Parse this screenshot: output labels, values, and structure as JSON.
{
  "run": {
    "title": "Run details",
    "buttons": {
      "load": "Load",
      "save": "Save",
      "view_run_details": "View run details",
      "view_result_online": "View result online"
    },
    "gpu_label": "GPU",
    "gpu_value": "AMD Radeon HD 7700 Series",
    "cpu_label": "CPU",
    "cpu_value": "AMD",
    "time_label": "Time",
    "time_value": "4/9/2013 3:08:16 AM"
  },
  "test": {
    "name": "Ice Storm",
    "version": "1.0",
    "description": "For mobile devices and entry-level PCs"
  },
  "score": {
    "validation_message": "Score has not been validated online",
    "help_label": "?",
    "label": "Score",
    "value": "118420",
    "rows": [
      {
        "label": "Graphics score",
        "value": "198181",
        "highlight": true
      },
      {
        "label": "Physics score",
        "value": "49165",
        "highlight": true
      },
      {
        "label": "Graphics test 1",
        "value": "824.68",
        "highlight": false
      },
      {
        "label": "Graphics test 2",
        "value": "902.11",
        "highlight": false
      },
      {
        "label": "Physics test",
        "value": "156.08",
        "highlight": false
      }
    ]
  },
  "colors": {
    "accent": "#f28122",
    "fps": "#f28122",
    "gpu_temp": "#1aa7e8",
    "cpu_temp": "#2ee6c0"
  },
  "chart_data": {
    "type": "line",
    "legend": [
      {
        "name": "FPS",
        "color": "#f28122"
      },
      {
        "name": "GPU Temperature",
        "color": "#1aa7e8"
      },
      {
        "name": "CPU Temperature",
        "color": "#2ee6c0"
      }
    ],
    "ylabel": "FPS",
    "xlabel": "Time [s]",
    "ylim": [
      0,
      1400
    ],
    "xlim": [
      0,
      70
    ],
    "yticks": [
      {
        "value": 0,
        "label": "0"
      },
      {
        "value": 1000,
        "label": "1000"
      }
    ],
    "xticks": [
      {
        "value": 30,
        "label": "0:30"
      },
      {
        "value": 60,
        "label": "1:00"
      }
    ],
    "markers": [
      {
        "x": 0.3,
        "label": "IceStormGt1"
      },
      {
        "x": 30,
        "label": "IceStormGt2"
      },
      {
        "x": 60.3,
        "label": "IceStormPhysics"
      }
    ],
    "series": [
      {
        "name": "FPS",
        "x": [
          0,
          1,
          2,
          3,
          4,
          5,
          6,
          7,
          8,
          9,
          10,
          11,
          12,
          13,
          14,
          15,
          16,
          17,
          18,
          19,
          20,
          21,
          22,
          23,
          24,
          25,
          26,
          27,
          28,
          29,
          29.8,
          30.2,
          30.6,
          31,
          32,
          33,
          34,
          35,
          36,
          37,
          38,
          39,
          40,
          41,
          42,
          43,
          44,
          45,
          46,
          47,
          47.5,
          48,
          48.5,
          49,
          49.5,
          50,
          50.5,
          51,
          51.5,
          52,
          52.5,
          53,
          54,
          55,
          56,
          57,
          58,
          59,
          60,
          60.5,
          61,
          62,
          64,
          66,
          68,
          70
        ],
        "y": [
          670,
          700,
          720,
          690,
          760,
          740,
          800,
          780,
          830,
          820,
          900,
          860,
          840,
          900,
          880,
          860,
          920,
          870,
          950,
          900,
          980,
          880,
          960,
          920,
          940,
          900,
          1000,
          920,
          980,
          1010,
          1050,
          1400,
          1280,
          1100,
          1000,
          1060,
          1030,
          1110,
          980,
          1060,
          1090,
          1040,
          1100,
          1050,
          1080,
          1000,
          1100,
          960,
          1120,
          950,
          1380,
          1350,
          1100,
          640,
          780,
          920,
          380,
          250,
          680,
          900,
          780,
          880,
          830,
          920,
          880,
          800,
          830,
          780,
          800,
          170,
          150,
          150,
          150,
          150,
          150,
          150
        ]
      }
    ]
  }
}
########################################
→ What you are asked to do: Reproduce all the records precisely.

→ Finished answer:
Parse this screenshot: output labels, values, and structure as JSON.
{
  "run": {
    "title": "Run details",
    "buttons": {
      "load": "Load",
      "save": "Save",
      "view_run_details": "View run details",
      "view_result_online": "View result online"
    },
    "gpu_label": "GPU",
    "gpu_value": "AMD Radeon HD 7700 Series",
    "cpu_label": "CPU",
    "cpu_value": "AMD",
    "time_label": "Time",
    "time_value": "4/9/2013 3:08:16 AM"
  },
  "test": {
    "name": "Ice Storm",
    "version": "1.0",
    "description": "For mobile devices and entry-level PCs"
  },
  "score": {
    "validation_message": "Score has not been validated online",
    "help_label": "?",
    "label": "Score",
    "value": "118420",
    "rows": [
      {
        "label": "Graphics score",
        "value": "198181",
        "highlight": true
      },
      {
        "label": "Physics score",
        "value": "49165",
        "highlight": true
      },
      {
        "label": "Graphics test 1",
        "value": "824.68",
        "highlight": false
      },
      {
        "label": "Graphics test 2",
        "value": "902.11",
        "highlight": false
      },
      {
        "label": "Physics test",
        "value": "156.08",
        "highlight": false
      }
    ]
  },
  "colors": {
    "accent": "#f28122",
    "fps": "#f28122",
    "gpu_temp": "#1aa7e8",
    "cpu_temp": "#2ee6c0"
  },
  "chart_data": {
    "type": "line",
    "legend": [
      {
        "name": "FPS",
        "color": "#f28122"
      },
      {
        "name": "GPU Temperature",
        "color": "#1aa7e8"
      },
      {
        "name": "CPU Temperature",
        "color": "#2ee6c0"
      }
    ],
    "ylabel": "FPS",
    "xlabel": "Time [s]",
    "ylim": [
      0,
      1400
    ],
    "xlim": [
      0,
      70
    ],
    "yticks": [
      {
        "value": 0,
        "label": "0"
      },
      {
        "value": 1000,
        "label": "1000"
      }
    ],
    "xticks": [
      {
        "value": 30,
        "label": "0:30"
      },
      {
        "value": 60,
        "label": "1:00"
      }
    ],
    "markers": [
      {
        "x": 0.3,
        "label": "IceStormGt1"
      },
      {
        "x": 30,
        "label": "IceStormGt2"
      },
      {
        "x": 60.3,
        "label": "IceStormPhysics"
      }
    ],
    "series": [
      {
        "name": "FPS",
        "x": [
          0,
          1,
          2,
          3,
          4,
          5,
          6,
          7,
          8,
          9,
          10,
          11,
          12,
          13,
          14,
          15,
          16,
          17,
          18,
          19,
          20,
          21,
          22,
          23,
          24,
          25,
          26,
          27,
          28,
          29,
          29.8,
          30.2,
          30.6,
          31,
          32,
          33,
          34,
          35,
          36,
          37,
          38,
          39,
          40,
          41,
          42,
          43,
          44,
          45,
          46,
          47,
          47.5,
          48,
          48.5,
          49,
          49.5,
          50,
          50.5,
          51,
          51.5,
          52,
          52.5,
          53,
          54,
          55,
          56,
          57,
          58,
          59,
          60,
          60.5,
          61,
          62,
          64,
          66,
          68,
          70
        ],
        "y": [
          670,
          700,
          720,
          690,
          760,
          740,
          800,
          780,
          830,
          820,
          900,
          860,
          840,
          900,
          880,
          860,
          920,
          870,
          950,
          900,
          980,
          880,
          960,
          920,
          940,
          900,
          1000,
          920,
          980,
          1010,
          1050,
          1400,
          1280,
          1100,
          1000,
          1060,
          1030,
          1110,
          980,
          1060,
          1090,
          1040,
          1100,
          1050,
          1080,
          1000,
          1100,
          960,
          1120,
          950,
          1380,
          1350,
          1100,
          640,
          780,
          920,
          380,
          250,
          680,
          900,
          780,
          880,
          830,
          920,
          880,
          800,
          830,
          780,
          800,
          170,
          150,
          150,
          150,
          150,
          150,
          150
        ]
      }
    ]
  }
}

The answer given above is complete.